[提示文]:
- - - - - - -
ここで、前述のように、内部にケーブルが収納されたトラフ本体に固定されるトラフ蓋へのケーブルセンサ取り付け構造が、複数のトラフ本体が連結されて形成された監視対象のトラフ線路に形成されることで、トラフ線路の配線構造を得ることができる。
【0165】
<トラフ線路監視方法>
(第1実施形態)
次に、前述したケーブルセンサ取り付け構造を具備するトラフ線路20(ケーブルセンサの配線構造)を用いた、トラフ線路監視システムについて説明する。図12(a)は、トラフ線路監視システム40を示す構成図である。なお、以下の図において、ケーブルセンサ1をトラフ線路20から離して図示する場合があるが、いずれのケーブルセンサもトラフ蓋5上に配置されるものとする。また、以下の説明では、特に説明がない限り、ケーブルセンサ1は、光ファイバケーブルである例について示す。
【0166】
トラフ線路監視システム40は、監視対象であるトラフ線路20にケーブルセンサ1が配置される。トラフ線路20の内部にはケーブルが収納される。トラフ蓋5の長手方向に配置されるケーブルセンサ1の一方の端部には、光源35が光接続される。また、ケーブルセンサ1の他方の端部には、受光装置37が光接続される。なお、受光装置37とケーブルセンサ1は、例えばコネクタ接続(SPC:Super Physical Contact研磨)される。
【0167】
光源35は、ケーブルセンサ1の一方の端部から、所定波長の光を、ケーブルセンサ1に連続的に入射する。入射された連続光は、ケーブルセンサ1の反対側の端部から出射される。この光は、受光装置37に導かれて、光強度が常時測定される。
- - - - - - -
データ記録:
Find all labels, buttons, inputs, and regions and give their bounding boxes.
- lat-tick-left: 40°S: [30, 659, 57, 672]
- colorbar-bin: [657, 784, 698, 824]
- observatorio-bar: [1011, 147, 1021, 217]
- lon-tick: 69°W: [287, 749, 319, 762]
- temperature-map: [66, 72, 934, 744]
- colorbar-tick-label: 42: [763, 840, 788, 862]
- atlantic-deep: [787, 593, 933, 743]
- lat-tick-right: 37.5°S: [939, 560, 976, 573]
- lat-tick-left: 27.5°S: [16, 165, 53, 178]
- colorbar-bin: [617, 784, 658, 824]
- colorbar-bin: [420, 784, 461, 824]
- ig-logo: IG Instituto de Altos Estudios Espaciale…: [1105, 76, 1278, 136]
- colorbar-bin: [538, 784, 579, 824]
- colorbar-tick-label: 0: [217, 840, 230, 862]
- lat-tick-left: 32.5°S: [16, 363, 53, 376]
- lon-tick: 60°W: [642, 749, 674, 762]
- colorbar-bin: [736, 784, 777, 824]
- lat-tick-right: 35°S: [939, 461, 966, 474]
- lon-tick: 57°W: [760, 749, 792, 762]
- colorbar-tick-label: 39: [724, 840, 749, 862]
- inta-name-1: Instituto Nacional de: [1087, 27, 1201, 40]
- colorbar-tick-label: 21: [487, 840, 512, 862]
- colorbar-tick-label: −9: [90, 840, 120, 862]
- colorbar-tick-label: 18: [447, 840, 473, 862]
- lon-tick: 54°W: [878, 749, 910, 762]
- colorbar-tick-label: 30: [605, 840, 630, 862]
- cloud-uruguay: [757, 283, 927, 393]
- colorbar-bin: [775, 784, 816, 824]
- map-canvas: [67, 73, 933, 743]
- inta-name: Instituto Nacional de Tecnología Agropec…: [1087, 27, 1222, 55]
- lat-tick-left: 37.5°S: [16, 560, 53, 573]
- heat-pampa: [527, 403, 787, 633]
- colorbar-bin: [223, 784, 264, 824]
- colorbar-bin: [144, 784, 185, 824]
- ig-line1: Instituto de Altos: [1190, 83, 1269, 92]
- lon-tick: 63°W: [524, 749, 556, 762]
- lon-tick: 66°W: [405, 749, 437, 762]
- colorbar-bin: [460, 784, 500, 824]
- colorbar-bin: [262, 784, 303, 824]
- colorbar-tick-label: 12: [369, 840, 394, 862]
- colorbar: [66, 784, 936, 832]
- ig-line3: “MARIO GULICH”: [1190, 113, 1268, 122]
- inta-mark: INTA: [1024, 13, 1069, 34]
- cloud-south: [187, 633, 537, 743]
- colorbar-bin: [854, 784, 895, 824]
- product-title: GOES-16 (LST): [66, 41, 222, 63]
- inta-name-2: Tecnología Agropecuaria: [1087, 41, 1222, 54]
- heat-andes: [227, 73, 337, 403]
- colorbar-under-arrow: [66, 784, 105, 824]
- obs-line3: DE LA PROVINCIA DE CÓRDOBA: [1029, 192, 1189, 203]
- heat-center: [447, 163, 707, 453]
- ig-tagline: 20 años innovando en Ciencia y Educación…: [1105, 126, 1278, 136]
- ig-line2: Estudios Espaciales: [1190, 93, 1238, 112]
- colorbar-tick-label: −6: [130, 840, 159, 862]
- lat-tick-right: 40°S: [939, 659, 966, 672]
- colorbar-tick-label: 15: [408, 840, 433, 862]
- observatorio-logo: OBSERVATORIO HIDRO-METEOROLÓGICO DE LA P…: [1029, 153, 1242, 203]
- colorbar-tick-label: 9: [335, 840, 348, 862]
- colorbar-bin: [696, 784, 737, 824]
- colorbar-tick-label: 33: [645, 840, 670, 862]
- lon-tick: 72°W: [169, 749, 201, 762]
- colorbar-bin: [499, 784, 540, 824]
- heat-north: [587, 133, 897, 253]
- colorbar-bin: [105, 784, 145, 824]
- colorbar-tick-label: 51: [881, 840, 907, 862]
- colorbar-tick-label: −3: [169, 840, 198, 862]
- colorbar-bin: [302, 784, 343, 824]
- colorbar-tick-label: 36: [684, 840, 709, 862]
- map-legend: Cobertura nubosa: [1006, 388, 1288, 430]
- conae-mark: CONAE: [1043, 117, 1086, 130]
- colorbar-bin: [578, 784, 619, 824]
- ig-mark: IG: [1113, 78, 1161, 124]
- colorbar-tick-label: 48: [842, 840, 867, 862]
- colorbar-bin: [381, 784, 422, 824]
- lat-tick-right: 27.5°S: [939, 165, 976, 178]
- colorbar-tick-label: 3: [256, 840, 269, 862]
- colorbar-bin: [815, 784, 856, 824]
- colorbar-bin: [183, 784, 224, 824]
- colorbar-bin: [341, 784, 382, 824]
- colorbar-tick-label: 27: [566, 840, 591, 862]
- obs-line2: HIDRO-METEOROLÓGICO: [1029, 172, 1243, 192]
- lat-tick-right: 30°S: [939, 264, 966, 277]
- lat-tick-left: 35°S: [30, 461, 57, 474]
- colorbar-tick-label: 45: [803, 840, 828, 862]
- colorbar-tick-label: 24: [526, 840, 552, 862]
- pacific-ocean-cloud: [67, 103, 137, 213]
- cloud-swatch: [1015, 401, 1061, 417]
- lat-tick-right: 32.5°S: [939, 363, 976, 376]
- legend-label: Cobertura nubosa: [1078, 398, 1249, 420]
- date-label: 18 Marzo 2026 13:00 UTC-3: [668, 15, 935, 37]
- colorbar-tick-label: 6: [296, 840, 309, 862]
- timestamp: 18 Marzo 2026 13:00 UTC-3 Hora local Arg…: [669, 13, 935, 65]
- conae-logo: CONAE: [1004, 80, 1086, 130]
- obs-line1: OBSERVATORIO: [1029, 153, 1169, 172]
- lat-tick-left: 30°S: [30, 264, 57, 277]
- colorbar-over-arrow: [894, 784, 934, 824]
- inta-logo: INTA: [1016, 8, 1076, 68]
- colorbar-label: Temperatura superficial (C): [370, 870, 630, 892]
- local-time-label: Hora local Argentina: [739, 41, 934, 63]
- - - - - - -
[やること]:
- a) 提示文によると、ケーブルセンサ1の他方の端部に光でつながれるのは何ですか。
- b) 提示文の「次に、前述したケーブルセンサ」から「て、光強度が常時測定される。」までを、両端も含めてそのまま返してください。

[解答一覧]:
- a) 受光装置37です。

- b)
次に、前述したケーブルセンサ取り付け構造を具備するトラフ線路20(ケーブルセンサの配線構造)を用いた、トラフ線路監視システムについて説明する。図12(a)は、トラフ線路監視システム40を示す構成図である。なお、以下の図において、ケーブルセンサ1をトラフ線路20から離して図示する場合があるが、いずれのケーブルセンサもトラフ蓋5上に配置されるものとする。また、以下の説明では、特に説明がない限り、ケーブルセンサ1は、光ファイバケーブルである例について示す。
【0166】
トラフ線路監視システム40は、監視対象であるトラフ線路20にケーブルセンサ1が配置される。トラフ線路20の内部にはケーブルが収納される。トラフ蓋5の長手方向に配置されるケーブルセンサ1の一方の端部には、光源35が光接続される。また、ケーブルセンサ1の他方の端部には、受光装置37が光接続される。なお、受光装置37とケーブルセンサ1は、例えばコネクタ接続(SPC:Super Physical Contact研磨)される。
【0167】
光源35は、ケーブルセンサ1の一方の端部から、所定波長の光を、ケーブルセンサ1に連続的に入射する。入射された連続光は、ケーブルセンサ1の反対側の端部から出射される。この光は、受光装置37に導かれて、光強度が常時測定される。